● EXERCISE BRIEF
Reproduce the records below in their entirety, character for character.

● DATA FOR THIS TASK
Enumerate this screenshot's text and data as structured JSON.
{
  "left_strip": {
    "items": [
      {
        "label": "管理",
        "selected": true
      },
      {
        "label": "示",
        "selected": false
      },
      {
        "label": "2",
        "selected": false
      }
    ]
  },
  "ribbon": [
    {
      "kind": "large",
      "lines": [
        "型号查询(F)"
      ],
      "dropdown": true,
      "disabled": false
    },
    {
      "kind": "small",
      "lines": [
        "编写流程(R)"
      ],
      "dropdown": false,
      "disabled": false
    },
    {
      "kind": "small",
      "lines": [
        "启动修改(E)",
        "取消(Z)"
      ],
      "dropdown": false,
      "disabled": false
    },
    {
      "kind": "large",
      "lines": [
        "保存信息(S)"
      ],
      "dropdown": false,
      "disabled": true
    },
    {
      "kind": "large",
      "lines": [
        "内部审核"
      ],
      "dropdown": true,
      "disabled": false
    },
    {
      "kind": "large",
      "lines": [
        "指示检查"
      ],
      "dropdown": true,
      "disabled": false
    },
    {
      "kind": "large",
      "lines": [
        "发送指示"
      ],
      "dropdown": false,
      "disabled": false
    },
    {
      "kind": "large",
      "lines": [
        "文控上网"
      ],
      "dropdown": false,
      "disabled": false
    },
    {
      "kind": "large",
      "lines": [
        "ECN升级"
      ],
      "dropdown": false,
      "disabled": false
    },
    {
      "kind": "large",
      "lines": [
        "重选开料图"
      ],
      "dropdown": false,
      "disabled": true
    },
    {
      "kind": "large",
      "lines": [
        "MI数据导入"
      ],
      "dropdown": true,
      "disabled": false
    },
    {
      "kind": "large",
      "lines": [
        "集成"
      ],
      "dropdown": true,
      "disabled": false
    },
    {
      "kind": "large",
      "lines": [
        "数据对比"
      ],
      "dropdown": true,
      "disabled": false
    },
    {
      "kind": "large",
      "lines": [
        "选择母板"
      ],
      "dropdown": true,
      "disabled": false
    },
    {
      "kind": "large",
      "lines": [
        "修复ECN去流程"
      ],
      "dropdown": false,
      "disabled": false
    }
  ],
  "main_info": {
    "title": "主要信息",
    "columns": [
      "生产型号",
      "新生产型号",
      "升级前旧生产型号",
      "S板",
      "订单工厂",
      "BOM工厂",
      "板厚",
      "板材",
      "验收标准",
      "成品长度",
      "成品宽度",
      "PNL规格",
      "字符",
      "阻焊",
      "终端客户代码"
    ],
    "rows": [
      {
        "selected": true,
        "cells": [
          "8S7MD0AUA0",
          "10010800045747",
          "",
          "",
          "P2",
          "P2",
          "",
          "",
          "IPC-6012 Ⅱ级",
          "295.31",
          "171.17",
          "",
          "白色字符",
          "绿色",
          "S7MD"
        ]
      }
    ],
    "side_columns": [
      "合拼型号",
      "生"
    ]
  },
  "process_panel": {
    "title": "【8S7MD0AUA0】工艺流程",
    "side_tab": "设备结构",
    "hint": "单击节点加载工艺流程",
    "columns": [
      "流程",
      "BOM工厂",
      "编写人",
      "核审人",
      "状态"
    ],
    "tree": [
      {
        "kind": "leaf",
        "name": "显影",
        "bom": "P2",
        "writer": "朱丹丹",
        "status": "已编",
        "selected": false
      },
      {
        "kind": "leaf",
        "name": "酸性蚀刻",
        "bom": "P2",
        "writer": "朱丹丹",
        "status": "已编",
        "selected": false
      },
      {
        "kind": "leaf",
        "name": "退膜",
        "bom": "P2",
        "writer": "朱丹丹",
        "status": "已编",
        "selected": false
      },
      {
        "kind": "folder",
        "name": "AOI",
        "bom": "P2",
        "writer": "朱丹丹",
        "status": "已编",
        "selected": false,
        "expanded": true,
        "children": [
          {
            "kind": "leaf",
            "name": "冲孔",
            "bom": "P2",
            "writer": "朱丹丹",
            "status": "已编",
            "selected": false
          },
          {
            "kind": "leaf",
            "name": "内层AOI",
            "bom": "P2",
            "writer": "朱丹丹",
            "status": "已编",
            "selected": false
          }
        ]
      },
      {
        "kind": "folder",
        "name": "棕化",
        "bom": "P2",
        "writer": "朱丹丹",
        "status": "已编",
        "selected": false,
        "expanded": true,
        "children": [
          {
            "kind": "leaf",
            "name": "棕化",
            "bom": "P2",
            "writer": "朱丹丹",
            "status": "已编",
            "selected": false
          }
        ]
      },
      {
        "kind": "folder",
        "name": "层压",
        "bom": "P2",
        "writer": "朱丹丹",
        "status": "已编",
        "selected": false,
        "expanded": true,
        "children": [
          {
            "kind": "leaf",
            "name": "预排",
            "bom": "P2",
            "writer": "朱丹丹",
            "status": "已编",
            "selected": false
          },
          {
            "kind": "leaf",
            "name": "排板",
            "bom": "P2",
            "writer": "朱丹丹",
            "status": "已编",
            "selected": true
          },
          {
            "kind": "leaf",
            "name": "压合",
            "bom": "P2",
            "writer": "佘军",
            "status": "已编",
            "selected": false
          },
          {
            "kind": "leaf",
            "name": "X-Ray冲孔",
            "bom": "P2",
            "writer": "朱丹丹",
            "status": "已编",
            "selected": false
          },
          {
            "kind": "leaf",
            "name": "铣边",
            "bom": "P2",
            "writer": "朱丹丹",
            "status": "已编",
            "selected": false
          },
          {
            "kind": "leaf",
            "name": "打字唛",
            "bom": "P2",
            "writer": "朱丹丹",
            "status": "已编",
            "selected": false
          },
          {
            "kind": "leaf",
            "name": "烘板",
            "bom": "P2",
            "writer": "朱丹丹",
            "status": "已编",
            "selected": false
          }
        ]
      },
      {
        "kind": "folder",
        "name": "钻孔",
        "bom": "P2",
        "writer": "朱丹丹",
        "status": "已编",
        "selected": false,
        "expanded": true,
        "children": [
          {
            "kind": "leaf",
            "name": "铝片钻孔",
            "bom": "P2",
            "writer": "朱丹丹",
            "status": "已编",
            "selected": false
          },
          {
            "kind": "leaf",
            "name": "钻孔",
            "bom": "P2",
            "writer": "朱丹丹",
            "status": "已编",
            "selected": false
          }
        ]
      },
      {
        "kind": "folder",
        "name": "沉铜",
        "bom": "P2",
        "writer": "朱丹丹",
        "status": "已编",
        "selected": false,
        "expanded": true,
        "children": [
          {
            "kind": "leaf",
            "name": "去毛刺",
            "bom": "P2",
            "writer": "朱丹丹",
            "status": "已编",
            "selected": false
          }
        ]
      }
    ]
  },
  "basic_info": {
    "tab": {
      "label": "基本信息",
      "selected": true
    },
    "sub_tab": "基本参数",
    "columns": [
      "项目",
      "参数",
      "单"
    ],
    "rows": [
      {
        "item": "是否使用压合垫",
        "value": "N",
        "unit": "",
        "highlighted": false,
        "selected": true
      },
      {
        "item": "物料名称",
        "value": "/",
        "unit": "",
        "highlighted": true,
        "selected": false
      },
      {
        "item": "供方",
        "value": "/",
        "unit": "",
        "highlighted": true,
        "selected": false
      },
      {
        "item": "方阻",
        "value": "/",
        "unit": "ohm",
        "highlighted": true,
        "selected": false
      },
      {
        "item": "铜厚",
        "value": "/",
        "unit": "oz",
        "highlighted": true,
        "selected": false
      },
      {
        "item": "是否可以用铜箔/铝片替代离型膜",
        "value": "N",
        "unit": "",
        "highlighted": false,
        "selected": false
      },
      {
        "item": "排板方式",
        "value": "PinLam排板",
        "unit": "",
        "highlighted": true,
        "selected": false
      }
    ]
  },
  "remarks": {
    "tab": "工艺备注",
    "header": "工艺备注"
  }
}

● RESPONSE FOR THIS EXERCISE
Enumerate this screenshot's text and data as structured JSON.
{
  "left_strip": {
    "items": [
      {
        "label": "管理",
        "selected": true
      },
      {
        "label": "示",
        "selected": false
      },
      {
        "label": "2",
        "selected": false
      }
    ]
  },
  "ribbon": [
    {
      "kind": "large",
      "lines": [
        "型号查询(F)"
      ],
      "dropdown": true,
      "disabled": false
    },
    {
      "kind": "small",
      "lines": [
        "编写流程(R)"
      ],
      "dropdown": false,
      "disabled": false
    },
    {
      "kind": "small",
      "lines": [
        "启动修改(E)",
        "取消(Z)"
      ],
      "dropdown": false,
      "disabled": false
    },
    {
      "kind": "large",
      "lines": [
        "保存信息(S)"
      ],
      "dropdown": false,
      "disabled": true
    },
    {
      "kind": "large",
      "lines": [
        "内部审核"
      ],
      "dropdown": true,
      "disabled": false
    },
    {
      "kind": "large",
      "lines": [
        "指示检查"
      ],
      "dropdown": true,
      "disabled": false
    },
    {
      "kind": "large",
      "lines": [
        "发送指示"
      ],
      "dropdown": false,
      "disabled": false
    },
    {
      "kind": "large",
      "lines": [
        "文控上网"
      ],
      "dropdown": false,
      "disabled": false
    },
    {
      "kind": "large",
      "lines": [
        "ECN升级"
      ],
      "dropdown": false,
      "disabled": false
    },
    {
      "kind": "large",
      "lines": [
        "重选开料图"
      ],
      "dropdown": false,
      "disabled": true
    },
    {
      "kind": "large",
      "lines": [
        "MI数据导入"
      ],
      "dropdown": true,
      "disabled": false
    },
    {
      "kind": "large",
      "lines": [
        "集成"
      ],
      "dropdown": true,
      "disabled": false
    },
    {
      "kind": "large",
      "lines": [
        "数据对比"
      ],
      "dropdown": true,
      "disabled": false
    },
    {
      "kind": "large",
      "lines": [
        "选择母板"
      ],
      "dropdown": true,
      "disabled": false
    },
    {
      "kind": "large",
      "lines": [
        "修复ECN去流程"
      ],
      "dropdown": false,
      "disabled": false
    }
  ],
  "main_info": {
    "title": "主要信息",
    "columns": [
      "生产型号",
      "新生产型号",
      "升级前旧生产型号",
      "S板",
      "订单工厂",
      "BOM工厂",
      "板厚",
      "板材",
      "验收标准",
      "成品长度",
      "成品宽度",
      "PNL规格",
      "字符",
      "阻焊",
      "终端客户代码"
    ],
    "rows": [
      {
        "selected": true,
        "cells": [
          "8S7MD0AUA0",
          "10010800045747",
          "",
          "",
          "P2",
          "P2",
          "",
          "",
          "IPC-6012 Ⅱ级",
          "295.31",
          "171.17",
          "",
          "白色字符",
          "绿色",
          "S7MD"
        ]
      }
    ],
    "side_columns": [
      "合拼型号",
      "生"
    ]
  },
  "process_panel": {
    "title": "【8S7MD0AUA0】工艺流程",
    "side_tab": "设备结构",
    "hint": "单击节点加载工艺流程",
    "columns": [
      "流程",
      "BOM工厂",
      "编写人",
      "核审人",
      "状态"
    ],
    "tree": [
      {
        "kind": "leaf",
        "name": "显影",
        "bom": "P2",
        "writer": "朱丹丹",
        "status": "已编",
        "selected": false
      },
      {
        "kind": "leaf",
        "name": "酸性蚀刻",
        "bom": "P2",
        "writer": "朱丹丹",
        "status": "已编",
        "selected": false
      },
      {
        "kind": "leaf",
        "name": "退膜",
        "bom": "P2",
        "writer": "朱丹丹",
        "status": "已编",
        "selected": false
      },
      {
        "kind": "folder",
        "name": "AOI",
        "bom": "P2",
        "writer": "朱丹丹",
        "status": "已编",
        "selected": false,
        "expanded": true,
        "children": [
          {
            "kind": "leaf",
            "name": "冲孔",
            "bom": "P2",
            "writer": "朱丹丹",
            "status": "已编",
            "selected": false
          },
          {
            "kind": "leaf",
            "name": "内层AOI",
            "bom": "P2",
            "writer": "朱丹丹",
            "status": "已编",
            "selected": false
          }
        ]
      },
      {
        "kind": "folder",
        "name": "棕化",
        "bom": "P2",
        "writer": "朱丹丹",
        "status": "已编",
        "selected": false,
        "expanded": true,
        "children": [
          {
            "kind": "leaf",
            "name": "棕化",
            "bom": "P2",
            "writer": "朱丹丹",
            "status": "已编",
            "selected": false
          }
        ]
      },
      {
        "kind": "folder",
        "name": "层压",
        "bom": "P2",
        "writer": "朱丹丹",
        "status": "已编",
        "selected": false,
        "expanded": true,
        "children": [
          {
            "kind": "leaf",
            "name": "预排",
            "bom": "P2",
            "writer": "朱丹丹",
            "status": "已编",
            "selected": false
          },
          {
            "kind": "leaf",
            "name": "排板",
            "bom": "P2",
            "writer": "朱丹丹",
            "status": "已编",
            "selected": true
          },
          {
            "kind": "leaf",
            "name": "压合",
            "bom": "P2",
            "writer": "佘军",
            "status": "已编",
            "selected": false
          },
          {
            "kind": "leaf",
            "name": "X-Ray冲孔",
            "bom": "P2",
            "writer": "朱丹丹",
            "status": "已编",
            "selected": false
          },
          {
            "kind": "leaf",
            "name": "铣边",
            "bom": "P2",
            "writer": "朱丹丹",
            "status": "已编",
            "selected": false
          },
          {
            "kind": "leaf",
            "name": "打字唛",
            "bom": "P2",
            "writer": "朱丹丹",
            "status": "已编",
            "selected": false
          },
          {
            "kind": "leaf",
            "name": "烘板",
            "bom": "P2",
            "writer": "朱丹丹",
            "status": "已编",
            "selected": false
          }
        ]
      },
      {
        "kind": "folder",
        "name": "钻孔",
        "bom": "P2",
        "writer": "朱丹丹",
        "status": "已编",
        "selected": false,
        "expanded": true,
        "children": [
          {
            "kind": "leaf",
            "name": "铝片钻孔",
            "bom": "P2",
            "writer": "朱丹丹",
            "status": "已编",
            "selected": false
          },
          {
            "kind": "leaf",
            "name": "钻孔",
            "bom": "P2",
            "writer": "朱丹丹",
            "status": "已编",
            "selected": false
          }
        ]
      },
      {
        "kind": "folder",
        "name": "沉铜",
        "bom": "P2",
        "writer": "朱丹丹",
        "status": "已编",
        "selected": false,
        "expanded": true,
        "children": [
          {
            "kind": "leaf",
            "name": "去毛刺",
            "bom": "P2",
            "writer": "朱丹丹",
            "status": "已编",
            "selected": false
          }
        ]
      }
    ]
  },
  "basic_info": {
    "tab": {
      "label": "基本信息",
      "selected": true
    },
    "sub_tab": "基本参数",
    "columns": [
      "项目",
      "参数",
      "单"
    ],
    "rows": [
      {
        "item": "是否使用压合垫",
        "value": "N",
        "unit": "",
        "highlighted": false,
        "selected": true
      },
      {
        "item": "物料名称",
        "value": "/",
        "unit": "",
        "highlighted": true,
        "selected": false
      },
      {
        "item": "供方",
        "value": "/",
        "unit": "",
        "highlighted": true,
        "selected": false
      },
      {
        "item": "方阻",
        "value": "/",
        "unit": "ohm",
        "highlighted": true,
        "selected": false
      },
      {
        "item": "铜厚",
        "value": "/",
        "unit": "oz",
        "highlighted": true,
        "selected": false
      },
      {
        "item": "是否可以用铜箔/铝片替代离型膜",
        "value": "N",
        "unit": "",
        "highlighted": false,
        "selected": false
      },
      {
        "item": "排板方式",
        "value": "PinLam排板",
        "unit": "",
        "highlighted": true,
        "selected": false
      }
    ]
  },
  "remarks": {
    "tab": "工艺备注",
    "header": "工艺备注"
  }
}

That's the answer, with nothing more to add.